SUPPLIED RECORDS –

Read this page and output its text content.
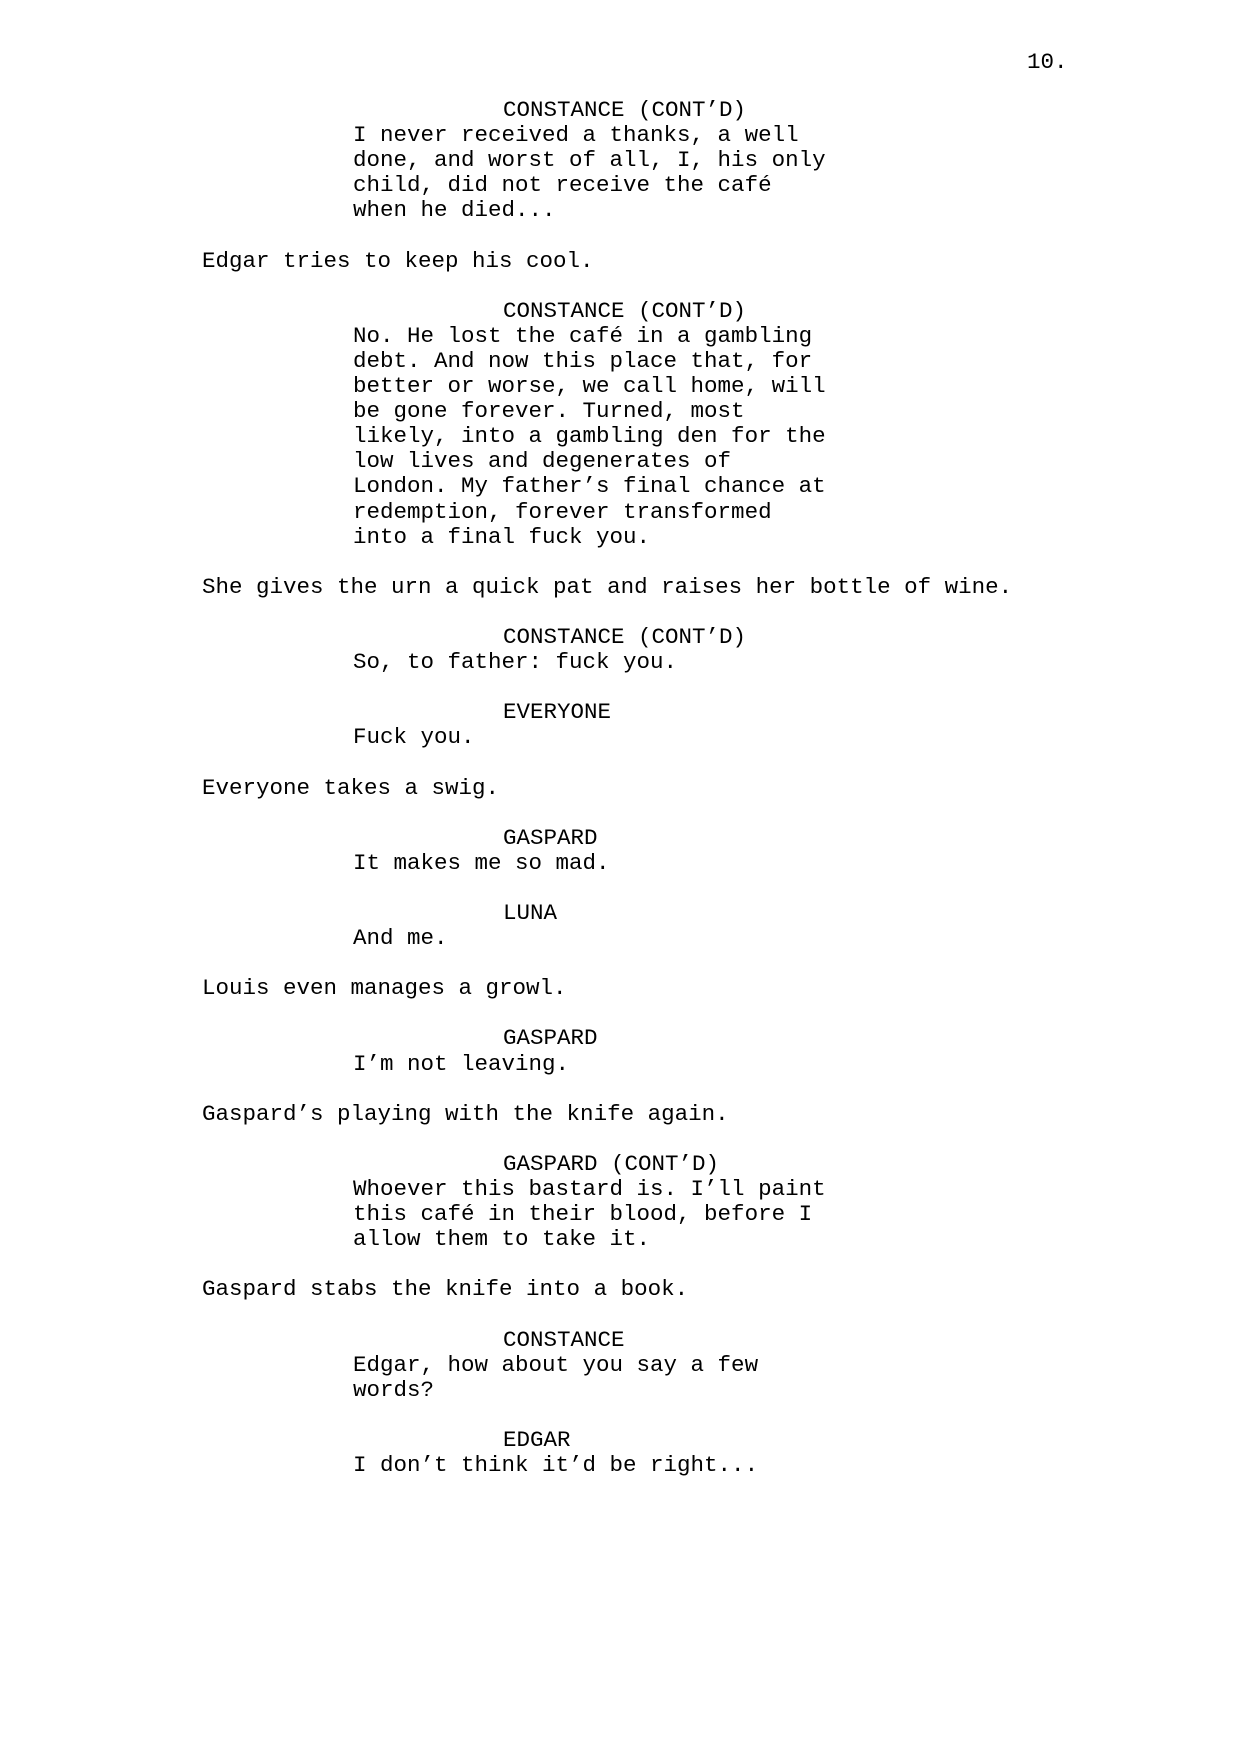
10.
CONSTANCE (CONT’D)
I never received a thanks, a well
done, and worst of all, I, his only
child, did not receive the café
when he died...
Edgar tries to keep his cool.
CONSTANCE (CONT’D)
No. He lost the café in a gambling
debt. And now this place that, for
better or worse, we call home, will
be gone forever. Turned, most
likely, into a gambling den for the
low lives and degenerates of
London. My father’s final chance at
redemption, forever transformed
into a final fuck you.
She gives the urn a quick pat and raises her bottle of wine.
CONSTANCE (CONT’D)
So, to father: fuck you.
EVERYONE
Fuck you.
Everyone takes a swig.
GASPARD
It makes me so mad.
LUNA
And me.
Louis even manages a growl.
GASPARD
I’m not leaving.
Gaspard’s playing with the knife again.
GASPARD (CONT’D)
Whoever this bastard is. I’ll paint
this café in their blood, before I
allow them to take it.
Gaspard stabs the knife into a book.
CONSTANCE
Edgar, how about you say a few
words?
EDGAR
I don’t think it’d be right...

YOUR GOAL – Set the pictures aside and transcribe the data above exactly.

WRITTEN RESPONSE –
Read this page and output its text content.
10.
CONSTANCE (CONT’D)
I never received a thanks, a well
done, and worst of all, I, his only
child, did not receive the café
when he died...
Edgar tries to keep his cool.
CONSTANCE (CONT’D)
No. He lost the café in a gambling
debt. And now this place that, for
better or worse, we call home, will
be gone forever. Turned, most
likely, into a gambling den for the
low lives and degenerates of
London. My father’s final chance at
redemption, forever transformed
into a final fuck you.
She gives the urn a quick pat and raises her bottle of wine.
CONSTANCE (CONT’D)
So, to father: fuck you.
EVERYONE
Fuck you.
Everyone takes a swig.
GASPARD
It makes me so mad.
LUNA
And me.
Louis even manages a growl.
GASPARD
I’m not leaving.
Gaspard’s playing with the knife again.
GASPARD (CONT’D)
Whoever this bastard is. I’ll paint
this café in their blood, before I
allow them to take it.
Gaspard stabs the knife into a book.
CONSTANCE
Edgar, how about you say a few
words?
EDGAR
I don’t think it’d be right...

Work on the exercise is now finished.